- _Set exercise_: Output the material below in its entirety, exactly as given.

▬▬▬▬▬▬▬▬▬▬

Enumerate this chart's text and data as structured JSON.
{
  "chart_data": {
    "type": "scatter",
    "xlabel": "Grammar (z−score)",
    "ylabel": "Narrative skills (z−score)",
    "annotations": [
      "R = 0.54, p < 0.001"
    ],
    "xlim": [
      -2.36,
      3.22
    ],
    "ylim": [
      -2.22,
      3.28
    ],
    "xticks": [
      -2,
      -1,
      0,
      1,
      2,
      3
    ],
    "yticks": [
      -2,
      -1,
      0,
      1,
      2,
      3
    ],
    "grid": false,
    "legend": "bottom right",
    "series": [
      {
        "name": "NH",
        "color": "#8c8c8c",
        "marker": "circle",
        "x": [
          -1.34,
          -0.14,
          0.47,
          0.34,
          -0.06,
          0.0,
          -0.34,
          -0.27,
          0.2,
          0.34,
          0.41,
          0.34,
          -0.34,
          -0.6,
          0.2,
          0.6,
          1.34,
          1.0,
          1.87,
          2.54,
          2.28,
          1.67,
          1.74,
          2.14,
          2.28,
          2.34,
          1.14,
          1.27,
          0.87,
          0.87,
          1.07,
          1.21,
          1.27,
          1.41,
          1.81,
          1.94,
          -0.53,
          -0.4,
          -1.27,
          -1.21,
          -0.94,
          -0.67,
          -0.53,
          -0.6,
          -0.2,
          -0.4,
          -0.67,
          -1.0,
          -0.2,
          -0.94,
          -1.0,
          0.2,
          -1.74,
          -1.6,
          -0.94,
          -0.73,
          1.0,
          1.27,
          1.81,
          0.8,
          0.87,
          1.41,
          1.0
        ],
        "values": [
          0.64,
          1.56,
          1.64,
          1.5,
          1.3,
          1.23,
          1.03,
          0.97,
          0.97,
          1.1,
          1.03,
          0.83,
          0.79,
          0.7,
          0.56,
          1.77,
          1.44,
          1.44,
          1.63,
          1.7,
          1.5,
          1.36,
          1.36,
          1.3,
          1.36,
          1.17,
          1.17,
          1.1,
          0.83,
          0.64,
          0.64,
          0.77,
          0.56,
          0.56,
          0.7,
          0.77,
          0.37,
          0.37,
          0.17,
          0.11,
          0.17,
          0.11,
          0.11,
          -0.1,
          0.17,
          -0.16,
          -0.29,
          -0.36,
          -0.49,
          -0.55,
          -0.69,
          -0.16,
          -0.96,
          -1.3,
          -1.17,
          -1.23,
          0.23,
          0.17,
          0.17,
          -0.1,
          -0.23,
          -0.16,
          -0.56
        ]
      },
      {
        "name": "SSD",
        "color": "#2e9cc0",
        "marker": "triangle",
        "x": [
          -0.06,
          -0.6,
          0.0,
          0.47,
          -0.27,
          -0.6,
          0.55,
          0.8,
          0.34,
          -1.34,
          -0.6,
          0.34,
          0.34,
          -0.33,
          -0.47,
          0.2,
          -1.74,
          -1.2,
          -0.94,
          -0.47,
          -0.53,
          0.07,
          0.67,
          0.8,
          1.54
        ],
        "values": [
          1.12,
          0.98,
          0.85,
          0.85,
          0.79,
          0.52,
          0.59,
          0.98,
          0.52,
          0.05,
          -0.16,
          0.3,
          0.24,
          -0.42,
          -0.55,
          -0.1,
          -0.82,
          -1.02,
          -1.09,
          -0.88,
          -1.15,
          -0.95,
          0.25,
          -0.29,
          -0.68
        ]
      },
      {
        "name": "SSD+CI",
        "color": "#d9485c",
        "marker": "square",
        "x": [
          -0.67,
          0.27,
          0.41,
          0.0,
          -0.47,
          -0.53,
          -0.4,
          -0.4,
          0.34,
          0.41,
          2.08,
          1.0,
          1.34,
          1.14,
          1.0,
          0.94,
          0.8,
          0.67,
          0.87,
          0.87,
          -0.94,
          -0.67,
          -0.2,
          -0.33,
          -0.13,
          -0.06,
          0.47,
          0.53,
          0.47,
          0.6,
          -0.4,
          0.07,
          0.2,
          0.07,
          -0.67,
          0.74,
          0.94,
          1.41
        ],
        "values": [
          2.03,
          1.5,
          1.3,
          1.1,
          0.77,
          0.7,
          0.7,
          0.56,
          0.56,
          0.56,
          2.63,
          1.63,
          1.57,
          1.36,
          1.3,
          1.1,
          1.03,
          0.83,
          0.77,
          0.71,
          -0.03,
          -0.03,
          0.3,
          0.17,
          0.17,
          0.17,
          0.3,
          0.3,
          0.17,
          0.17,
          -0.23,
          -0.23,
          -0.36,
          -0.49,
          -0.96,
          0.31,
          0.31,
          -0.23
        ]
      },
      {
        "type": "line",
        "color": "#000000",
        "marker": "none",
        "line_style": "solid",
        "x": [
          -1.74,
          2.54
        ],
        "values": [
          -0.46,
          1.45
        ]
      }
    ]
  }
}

▬▬▬▬▬▬▬▬▬▬

- _Complete answer_:
Enumerate this chart's text and data as structured JSON.
{
  "chart_data": {
    "type": "scatter",
    "xlabel": "Grammar (z−score)",
    "ylabel": "Narrative skills (z−score)",
    "annotations": [
      "R = 0.54, p < 0.001"
    ],
    "xlim": [
      -2.36,
      3.22
    ],
    "ylim": [
      -2.22,
      3.28
    ],
    "xticks": [
      -2,
      -1,
      0,
      1,
      2,
      3
    ],
    "yticks": [
      -2,
      -1,
      0,
      1,
      2,
      3
    ],
    "grid": false,
    "legend": "bottom right",
    "series": [
      {
        "name": "NH",
        "color": "#8c8c8c",
        "marker": "circle",
        "x": [
          -1.34,
          -0.14,
          0.47,
          0.34,
          -0.06,
          0.0,
          -0.34,
          -0.27,
          0.2,
          0.34,
          0.41,
          0.34,
          -0.34,
          -0.6,
          0.2,
          0.6,
          1.34,
          1.0,
          1.87,
          2.54,
          2.28,
          1.67,
          1.74,
          2.14,
          2.28,
          2.34,
          1.14,
          1.27,
          0.87,
          0.87,
          1.07,
          1.21,
          1.27,
          1.41,
          1.81,
          1.94,
          -0.53,
          -0.4,
          -1.27,
          -1.21,
          -0.94,
          -0.67,
          -0.53,
          -0.6,
          -0.2,
          -0.4,
          -0.67,
          -1.0,
          -0.2,
          -0.94,
          -1.0,
          0.2,
          -1.74,
          -1.6,
          -0.94,
          -0.73,
          1.0,
          1.27,
          1.81,
          0.8,
          0.87,
          1.41,
          1.0
        ],
        "values": [
          0.64,
          1.56,
          1.64,
          1.5,
          1.3,
          1.23,
          1.03,
          0.97,
          0.97,
          1.1,
          1.03,
          0.83,
          0.79,
          0.7,
          0.56,
          1.77,
          1.44,
          1.44,
          1.63,
          1.7,
          1.5,
          1.36,
          1.36,
          1.3,
          1.36,
          1.17,
          1.17,
          1.1,
          0.83,
          0.64,
          0.64,
          0.77,
          0.56,
          0.56,
          0.7,
          0.77,
          0.37,
          0.37,
          0.17,
          0.11,
          0.17,
          0.11,
          0.11,
          -0.1,
          0.17,
          -0.16,
          -0.29,
          -0.36,
          -0.49,
          -0.55,
          -0.69,
          -0.16,
          -0.96,
          -1.3,
          -1.17,
          -1.23,
          0.23,
          0.17,
          0.17,
          -0.1,
          -0.23,
          -0.16,
          -0.56
        ]
      },
      {
        "name": "SSD",
        "color": "#2e9cc0",
        "marker": "triangle",
        "x": [
          -0.06,
          -0.6,
          0.0,
          0.47,
          -0.27,
          -0.6,
          0.55,
          0.8,
          0.34,
          -1.34,
          -0.6,
          0.34,
          0.34,
          -0.33,
          -0.47,
          0.2,
          -1.74,
          -1.2,
          -0.94,
          -0.47,
          -0.53,
          0.07,
          0.67,
          0.8,
          1.54
        ],
        "values": [
          1.12,
          0.98,
          0.85,
          0.85,
          0.79,
          0.52,
          0.59,
          0.98,
          0.52,
          0.05,
          -0.16,
          0.3,
          0.24,
          -0.42,
          -0.55,
          -0.1,
          -0.82,
          -1.02,
          -1.09,
          -0.88,
          -1.15,
          -0.95,
          0.25,
          -0.29,
          -0.68
        ]
      },
      {
        "name": "SSD+CI",
        "color": "#d9485c",
        "marker": "square",
        "x": [
          -0.67,
          0.27,
          0.41,
          0.0,
          -0.47,
          -0.53,
          -0.4,
          -0.4,
          0.34,
          0.41,
          2.08,
          1.0,
          1.34,
          1.14,
          1.0,
          0.94,
          0.8,
          0.67,
          0.87,
          0.87,
          -0.94,
          -0.67,
          -0.2,
          -0.33,
          -0.13,
          -0.06,
          0.47,
          0.53,
          0.47,
          0.6,
          -0.4,
          0.07,
          0.2,
          0.07,
          -0.67,
          0.74,
          0.94,
          1.41
        ],
        "values": [
          2.03,
          1.5,
          1.3,
          1.1,
          0.77,
          0.7,
          0.7,
          0.56,
          0.56,
          0.56,
          2.63,
          1.63,
          1.57,
          1.36,
          1.3,
          1.1,
          1.03,
          0.83,
          0.77,
          0.71,
          -0.03,
          -0.03,
          0.3,
          0.17,
          0.17,
          0.17,
          0.3,
          0.3,
          0.17,
          0.17,
          -0.23,
          -0.23,
          -0.36,
          -0.49,
          -0.96,
          0.31,
          0.31,
          -0.23
        ]
      },
      {
        "type": "line",
        "color": "#000000",
        "marker": "none",
        "line_style": "solid",
        "x": [
          -1.74,
          2.54
        ],
        "values": [
          -0.46,
          1.45
        ]
      }
    ]
  }
}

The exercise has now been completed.